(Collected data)
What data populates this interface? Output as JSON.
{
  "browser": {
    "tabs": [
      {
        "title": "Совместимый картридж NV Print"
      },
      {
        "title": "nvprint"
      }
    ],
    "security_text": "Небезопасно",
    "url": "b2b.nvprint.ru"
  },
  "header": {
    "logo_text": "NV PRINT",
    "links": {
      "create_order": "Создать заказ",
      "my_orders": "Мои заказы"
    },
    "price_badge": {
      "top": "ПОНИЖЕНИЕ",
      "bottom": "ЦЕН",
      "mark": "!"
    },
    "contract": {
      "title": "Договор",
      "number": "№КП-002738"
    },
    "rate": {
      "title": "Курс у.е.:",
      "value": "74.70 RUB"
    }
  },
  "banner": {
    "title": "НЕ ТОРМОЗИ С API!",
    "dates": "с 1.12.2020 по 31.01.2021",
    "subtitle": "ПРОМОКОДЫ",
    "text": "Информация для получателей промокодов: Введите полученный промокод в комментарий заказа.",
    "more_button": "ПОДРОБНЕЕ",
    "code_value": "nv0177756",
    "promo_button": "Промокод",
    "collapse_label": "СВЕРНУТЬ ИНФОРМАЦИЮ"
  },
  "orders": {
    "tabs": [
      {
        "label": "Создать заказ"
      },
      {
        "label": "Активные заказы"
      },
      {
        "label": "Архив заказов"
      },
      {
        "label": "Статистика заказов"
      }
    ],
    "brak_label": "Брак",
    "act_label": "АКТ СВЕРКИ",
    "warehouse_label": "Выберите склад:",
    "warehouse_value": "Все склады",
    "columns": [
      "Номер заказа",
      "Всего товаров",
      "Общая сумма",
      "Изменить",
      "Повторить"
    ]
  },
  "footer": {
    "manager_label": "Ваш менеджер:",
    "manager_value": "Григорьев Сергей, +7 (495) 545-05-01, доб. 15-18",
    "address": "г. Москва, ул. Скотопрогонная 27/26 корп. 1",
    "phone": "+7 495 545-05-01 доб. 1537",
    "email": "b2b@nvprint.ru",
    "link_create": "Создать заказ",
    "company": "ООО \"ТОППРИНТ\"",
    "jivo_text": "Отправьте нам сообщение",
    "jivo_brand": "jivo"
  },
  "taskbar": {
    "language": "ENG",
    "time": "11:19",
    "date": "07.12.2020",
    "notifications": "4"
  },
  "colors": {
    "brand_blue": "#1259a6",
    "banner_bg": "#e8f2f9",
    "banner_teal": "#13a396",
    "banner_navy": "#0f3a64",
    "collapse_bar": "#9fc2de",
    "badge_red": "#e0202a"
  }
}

**Aim of the task**: Identify each line of the material where the word "nvprint" shows up, and copy it.

**Task solution**:
        "title": "nvprint"
    "url": "b2b.nvprint.ru"
    "email": "b2b@nvprint.ru",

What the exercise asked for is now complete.